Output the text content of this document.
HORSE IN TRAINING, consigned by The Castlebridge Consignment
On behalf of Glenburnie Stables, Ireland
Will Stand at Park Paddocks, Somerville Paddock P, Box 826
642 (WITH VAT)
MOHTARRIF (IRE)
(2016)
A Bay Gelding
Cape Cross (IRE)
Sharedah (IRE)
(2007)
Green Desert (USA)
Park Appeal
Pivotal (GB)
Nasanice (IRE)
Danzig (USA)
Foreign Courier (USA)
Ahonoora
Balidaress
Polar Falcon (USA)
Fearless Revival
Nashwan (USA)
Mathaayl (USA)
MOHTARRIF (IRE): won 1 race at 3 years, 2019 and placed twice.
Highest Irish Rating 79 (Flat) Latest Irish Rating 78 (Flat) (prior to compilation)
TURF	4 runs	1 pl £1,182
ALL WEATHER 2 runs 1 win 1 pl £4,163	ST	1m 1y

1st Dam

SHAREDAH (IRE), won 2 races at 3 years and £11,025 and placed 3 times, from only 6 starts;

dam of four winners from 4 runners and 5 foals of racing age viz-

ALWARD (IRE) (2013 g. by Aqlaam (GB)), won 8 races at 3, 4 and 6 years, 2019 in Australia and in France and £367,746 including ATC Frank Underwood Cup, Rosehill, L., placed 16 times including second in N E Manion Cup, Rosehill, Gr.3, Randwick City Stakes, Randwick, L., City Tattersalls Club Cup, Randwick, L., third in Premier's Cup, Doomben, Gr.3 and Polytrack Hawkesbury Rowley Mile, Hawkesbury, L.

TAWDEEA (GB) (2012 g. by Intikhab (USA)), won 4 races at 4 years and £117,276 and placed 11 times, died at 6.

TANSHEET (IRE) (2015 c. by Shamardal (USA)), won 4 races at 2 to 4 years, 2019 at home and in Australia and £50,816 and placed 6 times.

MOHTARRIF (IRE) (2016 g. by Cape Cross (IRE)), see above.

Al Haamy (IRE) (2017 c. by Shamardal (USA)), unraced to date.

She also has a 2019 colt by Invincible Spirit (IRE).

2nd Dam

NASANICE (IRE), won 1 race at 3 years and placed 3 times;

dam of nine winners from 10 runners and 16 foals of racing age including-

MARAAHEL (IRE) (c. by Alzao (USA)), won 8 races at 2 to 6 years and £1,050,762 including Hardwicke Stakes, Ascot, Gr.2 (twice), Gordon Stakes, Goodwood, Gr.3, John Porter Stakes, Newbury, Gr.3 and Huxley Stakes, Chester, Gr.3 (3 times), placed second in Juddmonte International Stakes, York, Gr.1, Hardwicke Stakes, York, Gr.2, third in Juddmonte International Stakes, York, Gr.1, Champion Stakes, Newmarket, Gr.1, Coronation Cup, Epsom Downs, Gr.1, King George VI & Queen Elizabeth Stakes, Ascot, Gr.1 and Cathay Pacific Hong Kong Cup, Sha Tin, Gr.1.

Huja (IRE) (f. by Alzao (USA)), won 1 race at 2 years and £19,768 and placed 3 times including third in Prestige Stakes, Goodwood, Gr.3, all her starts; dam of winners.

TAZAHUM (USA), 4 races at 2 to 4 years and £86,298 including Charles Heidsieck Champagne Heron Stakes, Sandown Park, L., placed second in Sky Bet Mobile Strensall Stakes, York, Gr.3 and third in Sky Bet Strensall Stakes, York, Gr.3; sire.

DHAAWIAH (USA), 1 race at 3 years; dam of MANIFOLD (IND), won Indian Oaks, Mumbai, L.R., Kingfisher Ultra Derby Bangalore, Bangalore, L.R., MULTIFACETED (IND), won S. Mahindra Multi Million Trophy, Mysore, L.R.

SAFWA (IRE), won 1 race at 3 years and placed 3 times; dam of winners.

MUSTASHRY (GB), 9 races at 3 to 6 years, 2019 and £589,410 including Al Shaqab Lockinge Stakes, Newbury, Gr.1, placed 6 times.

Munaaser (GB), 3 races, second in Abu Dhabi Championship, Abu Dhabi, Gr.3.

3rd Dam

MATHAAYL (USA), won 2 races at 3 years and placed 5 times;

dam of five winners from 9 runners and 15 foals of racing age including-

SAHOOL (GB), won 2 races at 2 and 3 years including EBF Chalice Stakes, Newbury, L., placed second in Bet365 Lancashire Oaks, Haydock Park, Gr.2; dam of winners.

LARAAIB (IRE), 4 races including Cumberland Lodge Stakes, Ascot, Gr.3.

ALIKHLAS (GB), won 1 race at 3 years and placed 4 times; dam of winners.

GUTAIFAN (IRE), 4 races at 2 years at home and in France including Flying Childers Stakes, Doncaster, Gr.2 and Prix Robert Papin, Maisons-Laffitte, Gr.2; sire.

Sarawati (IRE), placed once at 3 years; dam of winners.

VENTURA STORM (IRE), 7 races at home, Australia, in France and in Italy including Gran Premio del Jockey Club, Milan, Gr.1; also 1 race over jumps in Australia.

────

▸ **EXERCISE DIRECTIONS**
Take the data above and return it exactly.

▸ **RESPONSE**
Output the text content of this document.
HORSE IN TRAINING, consigned by The Castlebridge Consignment
On behalf of Glenburnie Stables, Ireland
Will Stand at Park Paddocks, Somerville Paddock P, Box 826
642 (WITH VAT)
MOHTARRIF (IRE)
(2016)
A Bay Gelding
Cape Cross (IRE)
Sharedah (IRE)
(2007)
Green Desert (USA)
Park Appeal
Pivotal (GB)
Nasanice (IRE)
Danzig (USA)
Foreign Courier (USA)
Ahonoora
Balidaress
Polar Falcon (USA)
Fearless Revival
Nashwan (USA)
Mathaayl (USA)
MOHTARRIF (IRE): won 1 race at 3 years, 2019 and placed twice.
Highest Irish Rating 79 (Flat) Latest Irish Rating 78 (Flat) (prior to compilation)
TURF	4 runs	1 pl £1,182
ALL WEATHER 2 runs 1 win 1 pl £4,163	ST	1m 1y

1st Dam

SHAREDAH (IRE), won 2 races at 3 years and £11,025 and placed 3 times, from only 6 starts;

dam of four winners from 4 runners and 5 foals of racing age viz-

ALWARD (IRE) (2013 g. by Aqlaam (GB)), won 8 races at 3, 4 and 6 years, 2019 in Australia and in France and £367,746 including ATC Frank Underwood Cup, Rosehill, L., placed 16 times including second in N E Manion Cup, Rosehill, Gr.3, Randwick City Stakes, Randwick, L., City Tattersalls Club Cup, Randwick, L., third in Premier's Cup, Doomben, Gr.3 and Polytrack Hawkesbury Rowley Mile, Hawkesbury, L.

TAWDEEA (GB) (2012 g. by Intikhab (USA)), won 4 races at 4 years and £117,276 and placed 11 times, died at 6.

TANSHEET (IRE) (2015 c. by Shamardal (USA)), won 4 races at 2 to 4 years, 2019 at home and in Australia and £50,816 and placed 6 times.

MOHTARRIF (IRE) (2016 g. by Cape Cross (IRE)), see above.

Al Haamy (IRE) (2017 c. by Shamardal (USA)), unraced to date.

She also has a 2019 colt by Invincible Spirit (IRE).

2nd Dam

NASANICE (IRE), won 1 race at 3 years and placed 3 times;

dam of nine winners from 10 runners and 16 foals of racing age including-

MARAAHEL (IRE) (c. by Alzao (USA)), won 8 races at 2 to 6 years and £1,050,762 including Hardwicke Stakes, Ascot, Gr.2 (twice), Gordon Stakes, Goodwood, Gr.3, John Porter Stakes, Newbury, Gr.3 and Huxley Stakes, Chester, Gr.3 (3 times), placed second in Juddmonte International Stakes, York, Gr.1, Hardwicke Stakes, York, Gr.2, third in Juddmonte International Stakes, York, Gr.1, Champion Stakes, Newmarket, Gr.1, Coronation Cup, Epsom Downs, Gr.1, King George VI & Queen Elizabeth Stakes, Ascot, Gr.1 and Cathay Pacific Hong Kong Cup, Sha Tin, Gr.1.

Huja (IRE) (f. by Alzao (USA)), won 1 race at 2 years and £19,768 and placed 3 times including third in Prestige Stakes, Goodwood, Gr.3, all her starts; dam of winners.

TAZAHUM (USA), 4 races at 2 to 4 years and £86,298 including Charles Heidsieck Champagne Heron Stakes, Sandown Park, L., placed second in Sky Bet Mobile Strensall Stakes, York, Gr.3 and third in Sky Bet Strensall Stakes, York, Gr.3; sire.

DHAAWIAH (USA), 1 race at 3 years; dam of MANIFOLD (IND), won Indian Oaks, Mumbai, L.R., Kingfisher Ultra Derby Bangalore, Bangalore, L.R., MULTIFACETED (IND), won S. Mahindra Multi Million Trophy, Mysore, L.R.

SAFWA (IRE), won 1 race at 3 years and placed 3 times; dam of winners.

MUSTASHRY (GB), 9 races at 3 to 6 years, 2019 and £589,410 including Al Shaqab Lockinge Stakes, Newbury, Gr.1, placed 6 times.

Munaaser (GB), 3 races, second in Abu Dhabi Championship, Abu Dhabi, Gr.3.

3rd Dam

MATHAAYL (USA), won 2 races at 3 years and placed 5 times;

dam of five winners from 9 runners and 15 foals of racing age including-

SAHOOL (GB), won 2 races at 2 and 3 years including EBF Chalice Stakes, Newbury, L., placed second in Bet365 Lancashire Oaks, Haydock Park, Gr.2; dam of winners.

LARAAIB (IRE), 4 races including Cumberland Lodge Stakes, Ascot, Gr.3.

ALIKHLAS (GB), won 1 race at 3 years and placed 4 times; dam of winners.

GUTAIFAN (IRE), 4 races at 2 years at home and in France including Flying Childers Stakes, Doncaster, Gr.2 and Prix Robert Papin, Maisons-Laffitte, Gr.2; sire.

Sarawati (IRE), placed once at 3 years; dam of winners.

VENTURA STORM (IRE), 7 races at home, Australia, in France and in Italy including Gran Premio del Jockey Club, Milan, Gr.1; also 1 race over jumps in Australia.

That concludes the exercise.